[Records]
======

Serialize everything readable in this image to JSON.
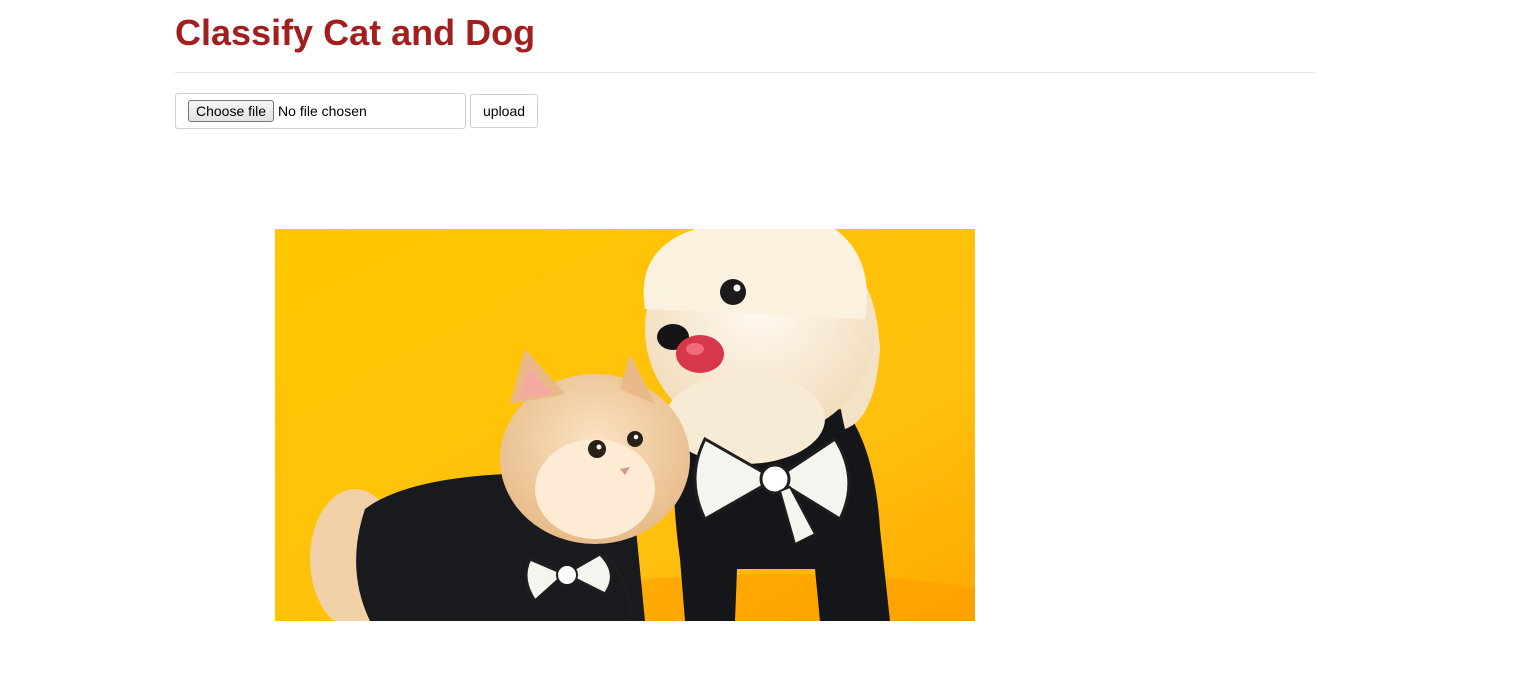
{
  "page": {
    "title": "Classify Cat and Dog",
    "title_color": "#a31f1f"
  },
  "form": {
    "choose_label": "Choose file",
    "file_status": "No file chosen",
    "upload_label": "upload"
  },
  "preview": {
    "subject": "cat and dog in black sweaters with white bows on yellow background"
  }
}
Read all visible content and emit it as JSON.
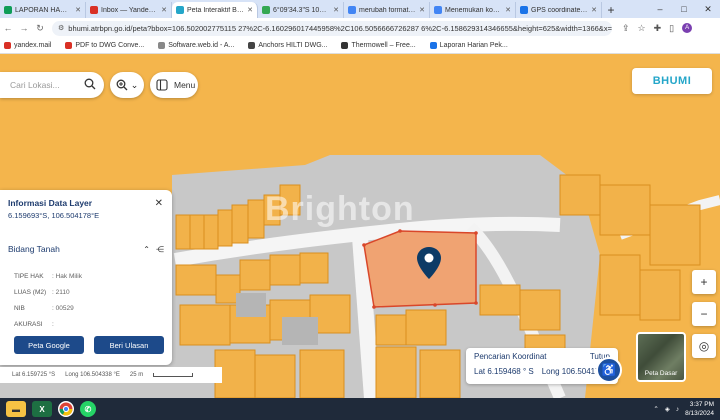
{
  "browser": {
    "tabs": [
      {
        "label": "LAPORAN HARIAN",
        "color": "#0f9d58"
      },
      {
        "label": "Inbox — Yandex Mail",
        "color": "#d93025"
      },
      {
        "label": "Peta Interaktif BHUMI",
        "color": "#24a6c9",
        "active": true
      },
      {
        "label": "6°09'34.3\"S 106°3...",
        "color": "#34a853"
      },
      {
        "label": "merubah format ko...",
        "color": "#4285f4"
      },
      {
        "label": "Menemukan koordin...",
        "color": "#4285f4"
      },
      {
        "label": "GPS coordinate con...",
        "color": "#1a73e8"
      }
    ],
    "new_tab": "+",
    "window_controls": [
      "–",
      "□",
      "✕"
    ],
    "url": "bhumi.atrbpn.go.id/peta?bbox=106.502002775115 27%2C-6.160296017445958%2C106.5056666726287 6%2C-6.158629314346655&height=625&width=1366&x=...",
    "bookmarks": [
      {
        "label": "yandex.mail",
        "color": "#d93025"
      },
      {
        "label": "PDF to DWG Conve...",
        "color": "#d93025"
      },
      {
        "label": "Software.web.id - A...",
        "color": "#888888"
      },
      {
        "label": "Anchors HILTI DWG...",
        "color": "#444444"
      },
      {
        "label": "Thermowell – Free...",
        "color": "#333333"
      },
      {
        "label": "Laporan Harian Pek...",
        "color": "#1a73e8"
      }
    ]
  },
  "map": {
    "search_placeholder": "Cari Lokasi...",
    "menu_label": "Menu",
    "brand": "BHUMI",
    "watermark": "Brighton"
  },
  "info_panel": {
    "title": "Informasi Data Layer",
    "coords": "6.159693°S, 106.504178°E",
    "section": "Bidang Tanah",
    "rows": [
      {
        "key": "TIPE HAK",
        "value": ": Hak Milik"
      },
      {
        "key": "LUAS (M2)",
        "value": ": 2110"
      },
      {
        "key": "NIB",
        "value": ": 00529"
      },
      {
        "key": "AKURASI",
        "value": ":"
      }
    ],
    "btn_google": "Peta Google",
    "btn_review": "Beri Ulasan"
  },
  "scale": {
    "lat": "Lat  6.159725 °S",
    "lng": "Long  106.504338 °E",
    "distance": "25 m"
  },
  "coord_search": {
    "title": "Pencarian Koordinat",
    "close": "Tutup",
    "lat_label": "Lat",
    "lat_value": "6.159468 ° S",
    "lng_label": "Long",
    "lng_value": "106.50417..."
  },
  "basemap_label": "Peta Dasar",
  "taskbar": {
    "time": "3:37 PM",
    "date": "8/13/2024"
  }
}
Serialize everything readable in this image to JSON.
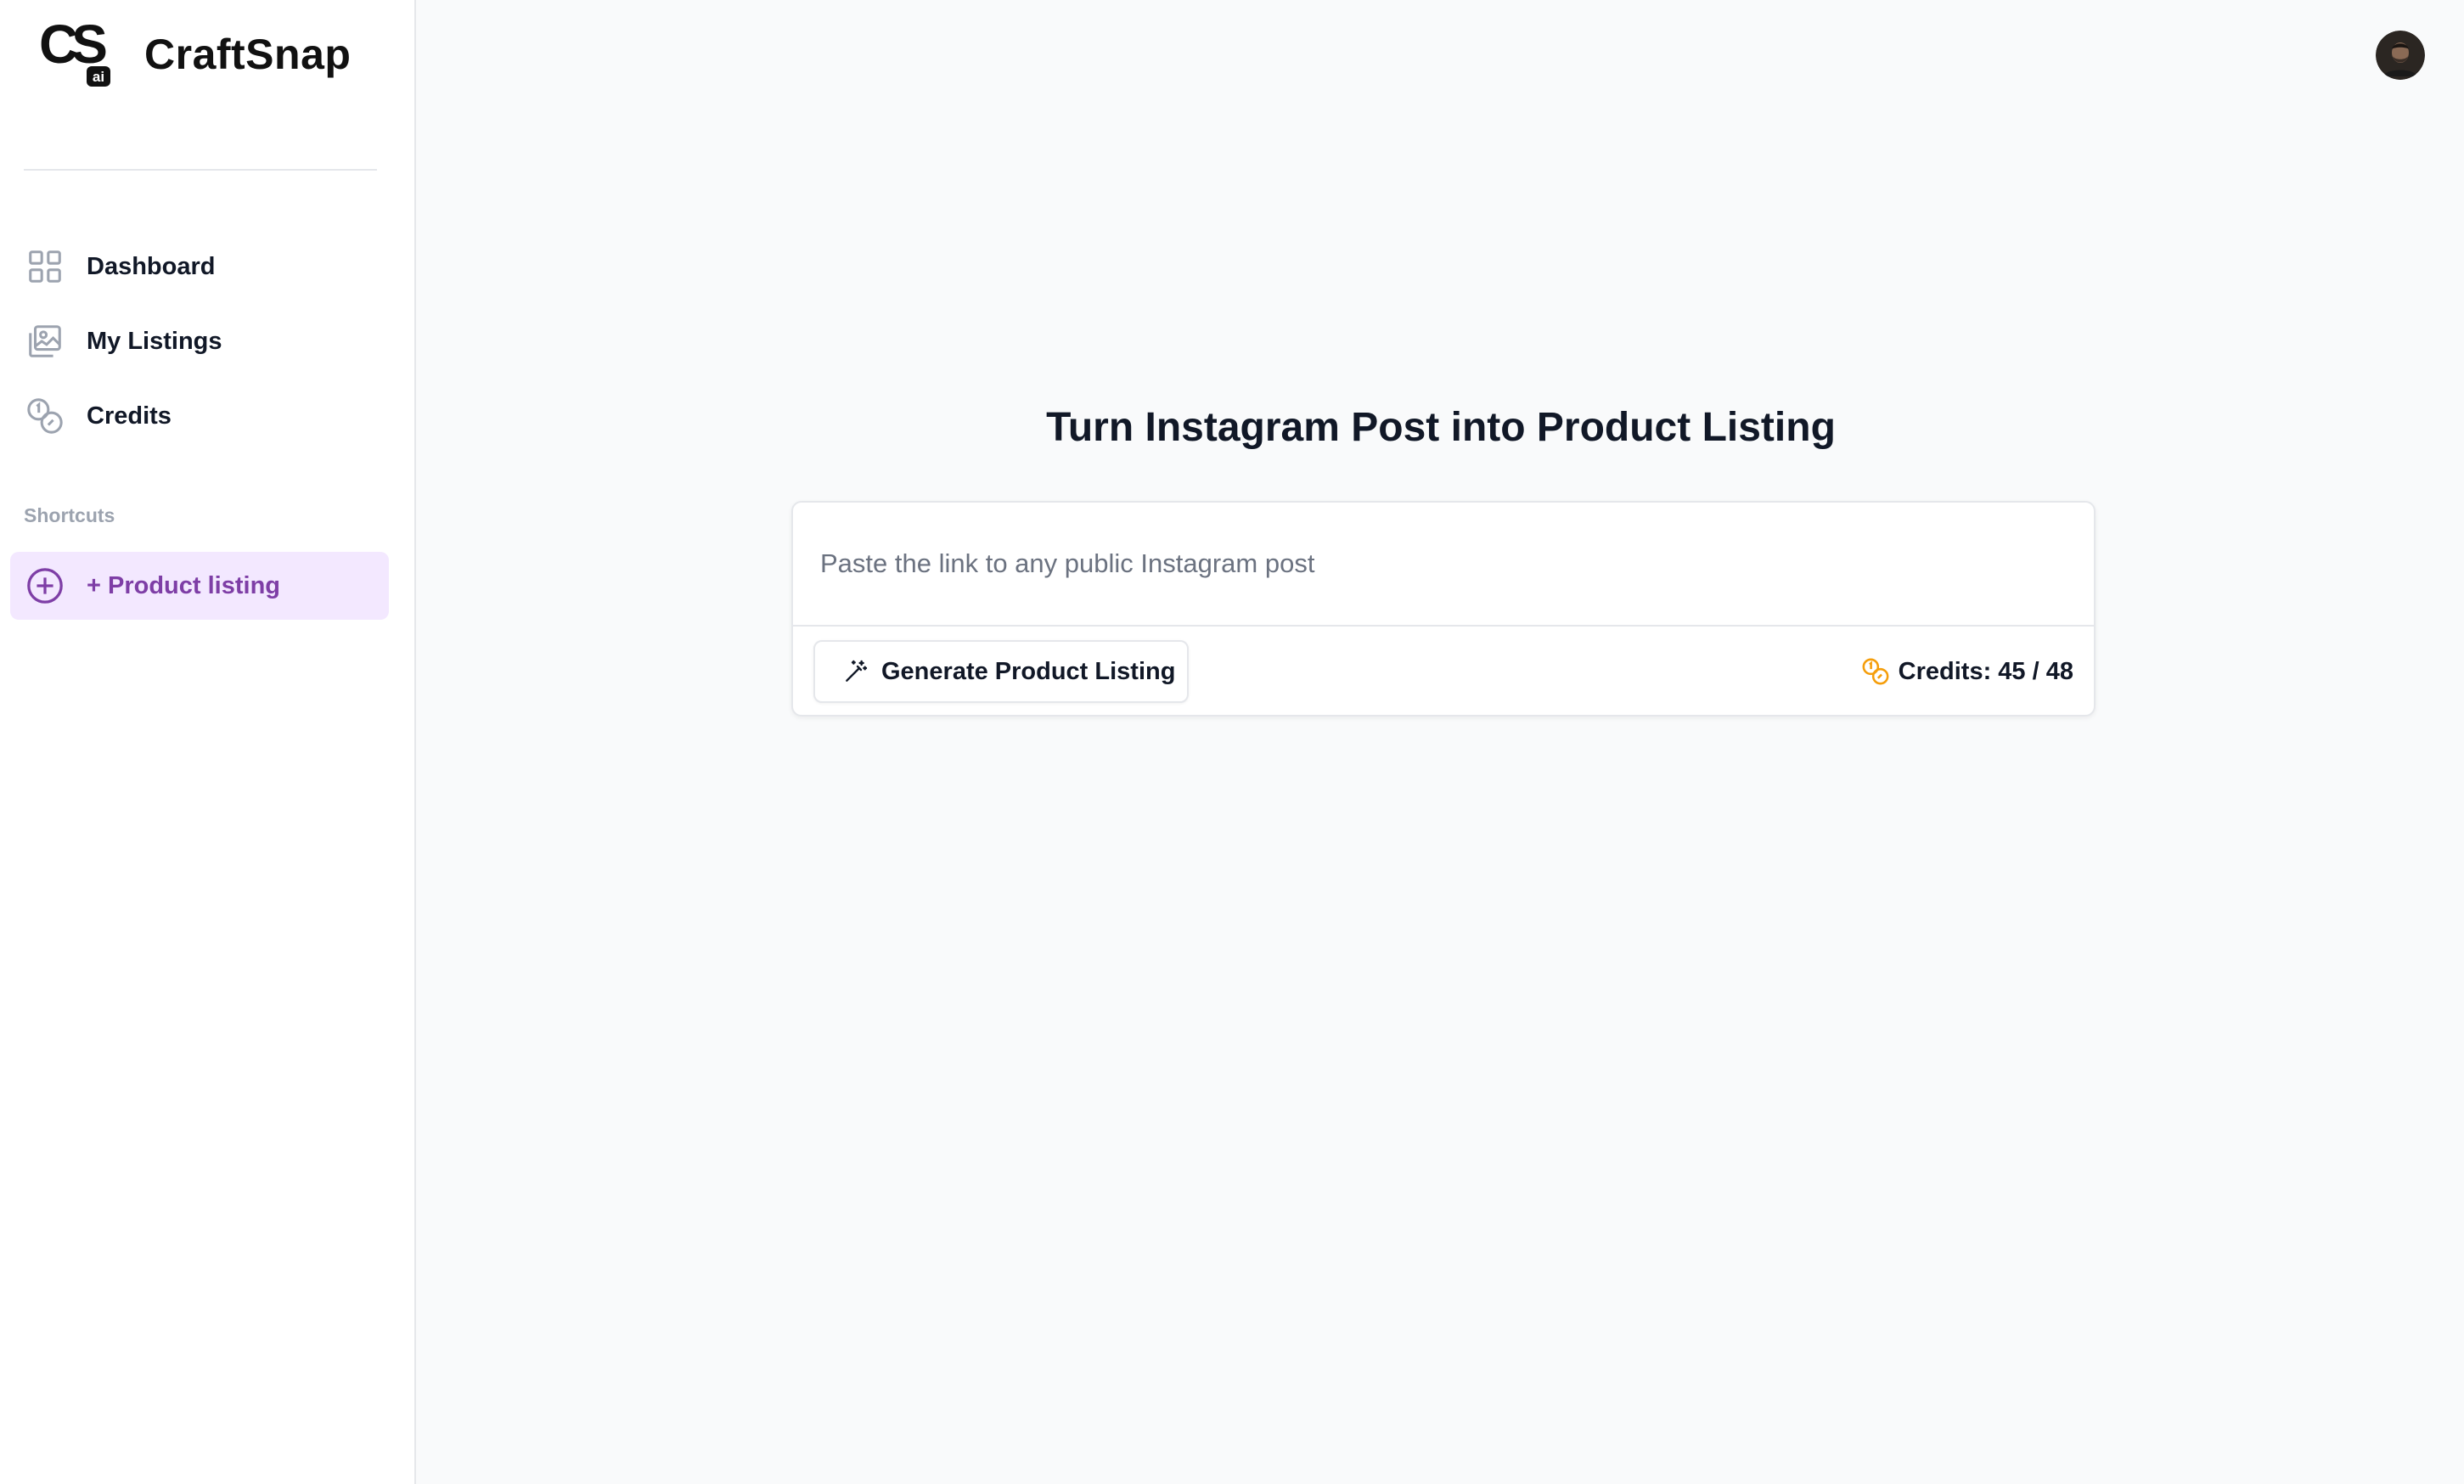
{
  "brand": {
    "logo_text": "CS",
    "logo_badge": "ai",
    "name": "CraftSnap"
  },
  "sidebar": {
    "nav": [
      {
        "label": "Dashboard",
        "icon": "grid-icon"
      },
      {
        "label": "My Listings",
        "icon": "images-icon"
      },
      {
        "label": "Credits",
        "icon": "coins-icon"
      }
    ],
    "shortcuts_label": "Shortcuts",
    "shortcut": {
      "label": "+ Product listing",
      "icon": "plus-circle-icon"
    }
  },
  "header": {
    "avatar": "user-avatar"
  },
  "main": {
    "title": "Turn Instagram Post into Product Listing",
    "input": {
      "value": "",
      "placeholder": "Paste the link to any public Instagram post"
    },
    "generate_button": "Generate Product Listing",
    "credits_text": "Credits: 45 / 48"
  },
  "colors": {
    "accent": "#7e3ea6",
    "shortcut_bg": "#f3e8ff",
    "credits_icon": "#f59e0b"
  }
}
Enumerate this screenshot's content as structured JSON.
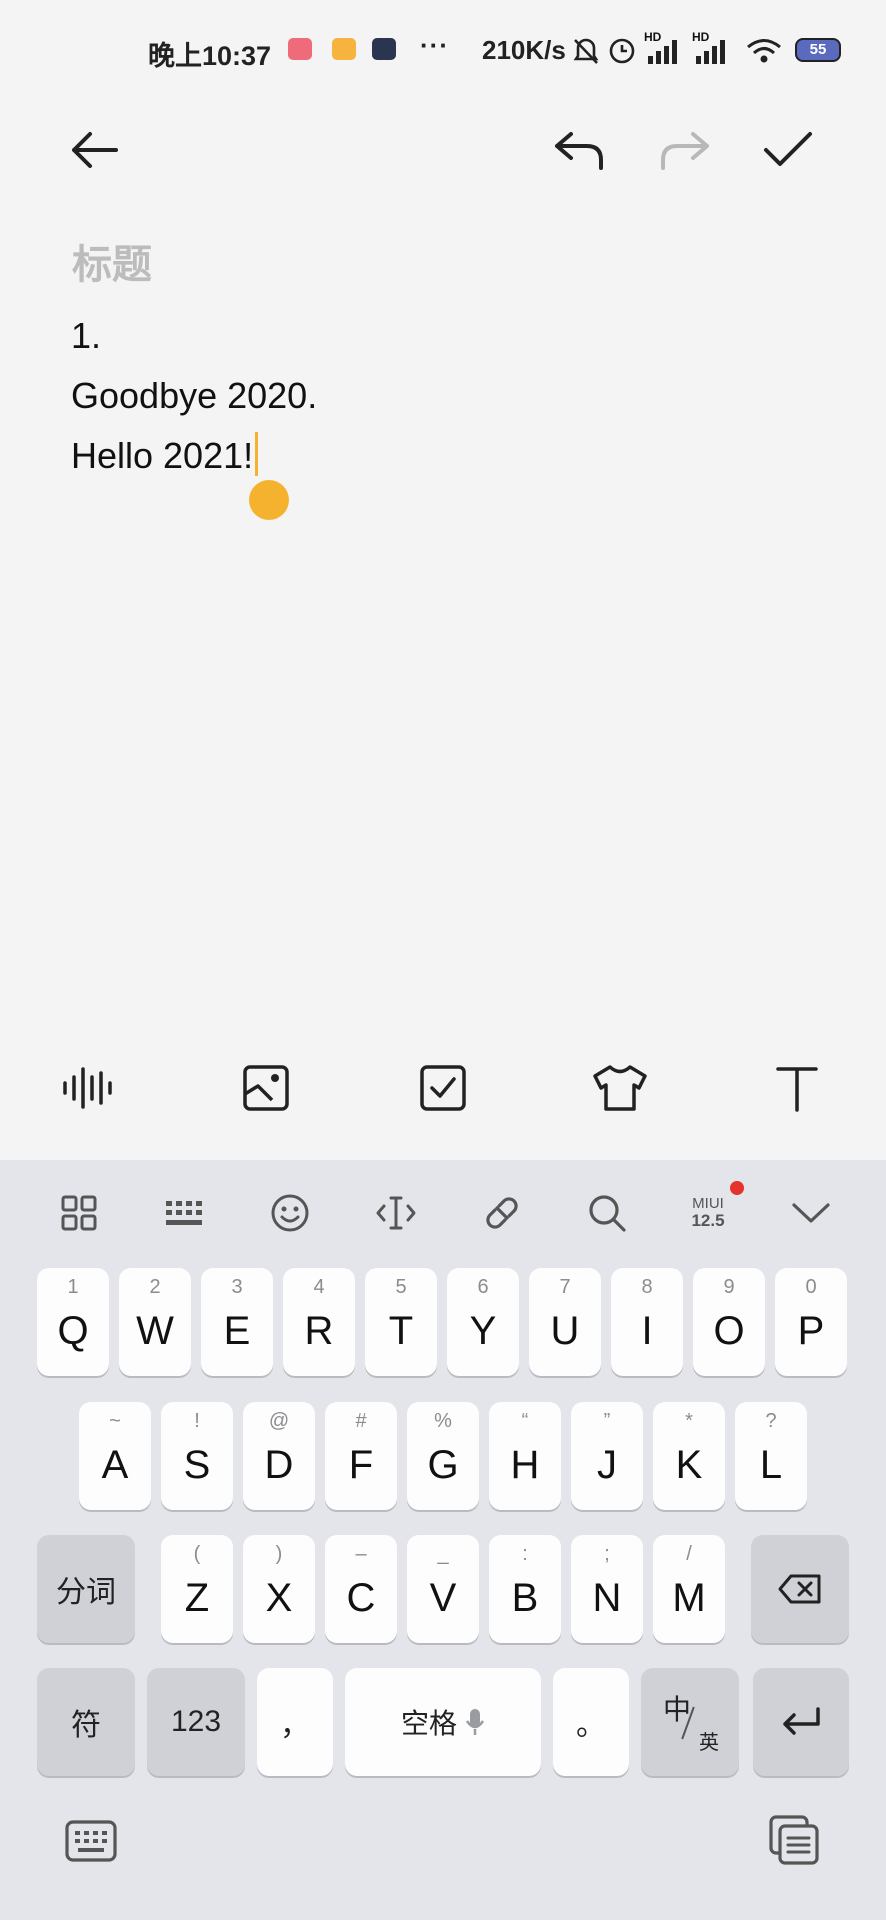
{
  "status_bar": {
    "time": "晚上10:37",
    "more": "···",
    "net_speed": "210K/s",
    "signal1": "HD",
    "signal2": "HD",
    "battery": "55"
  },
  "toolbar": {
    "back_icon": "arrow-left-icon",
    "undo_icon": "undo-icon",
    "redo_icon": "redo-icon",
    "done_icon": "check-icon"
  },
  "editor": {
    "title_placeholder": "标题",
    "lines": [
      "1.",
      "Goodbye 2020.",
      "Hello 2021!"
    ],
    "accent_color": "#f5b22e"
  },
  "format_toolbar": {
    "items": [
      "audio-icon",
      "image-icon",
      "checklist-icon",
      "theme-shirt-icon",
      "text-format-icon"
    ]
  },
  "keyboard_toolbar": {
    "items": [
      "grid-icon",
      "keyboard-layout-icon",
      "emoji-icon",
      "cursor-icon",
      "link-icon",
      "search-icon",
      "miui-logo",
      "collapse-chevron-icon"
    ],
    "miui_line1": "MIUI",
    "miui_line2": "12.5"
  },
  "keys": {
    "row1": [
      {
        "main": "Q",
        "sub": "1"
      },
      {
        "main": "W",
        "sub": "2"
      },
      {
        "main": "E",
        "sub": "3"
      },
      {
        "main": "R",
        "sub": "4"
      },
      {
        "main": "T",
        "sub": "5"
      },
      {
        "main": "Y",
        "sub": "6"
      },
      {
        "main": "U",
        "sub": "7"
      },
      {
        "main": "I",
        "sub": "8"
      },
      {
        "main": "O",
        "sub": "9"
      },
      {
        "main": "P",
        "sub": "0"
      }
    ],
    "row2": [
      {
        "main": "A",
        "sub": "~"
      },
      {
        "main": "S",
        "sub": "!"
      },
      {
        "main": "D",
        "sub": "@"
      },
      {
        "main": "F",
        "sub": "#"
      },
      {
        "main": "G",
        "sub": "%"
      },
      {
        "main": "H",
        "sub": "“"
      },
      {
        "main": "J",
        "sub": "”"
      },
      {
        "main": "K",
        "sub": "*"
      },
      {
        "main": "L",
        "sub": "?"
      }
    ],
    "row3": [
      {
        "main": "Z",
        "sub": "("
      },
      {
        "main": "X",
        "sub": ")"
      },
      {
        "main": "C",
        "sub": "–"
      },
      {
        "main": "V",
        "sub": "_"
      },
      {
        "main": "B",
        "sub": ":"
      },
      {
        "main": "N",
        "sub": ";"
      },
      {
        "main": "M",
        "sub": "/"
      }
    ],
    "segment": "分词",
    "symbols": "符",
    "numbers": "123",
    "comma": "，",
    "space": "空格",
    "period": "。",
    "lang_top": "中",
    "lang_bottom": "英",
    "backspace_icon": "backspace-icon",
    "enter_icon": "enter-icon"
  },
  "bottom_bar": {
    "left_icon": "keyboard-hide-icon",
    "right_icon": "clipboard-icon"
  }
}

======

### DIRECTIONS
Collect the lines of the data that carry the word "JSON".

### CORRECT RESULT
Serialize everything readable in this image to JSON.
Read all visible content and emit it as JSON.
Serialize everything readable in this image to JSON.
Enumerate this screenshot's content as structured JSON.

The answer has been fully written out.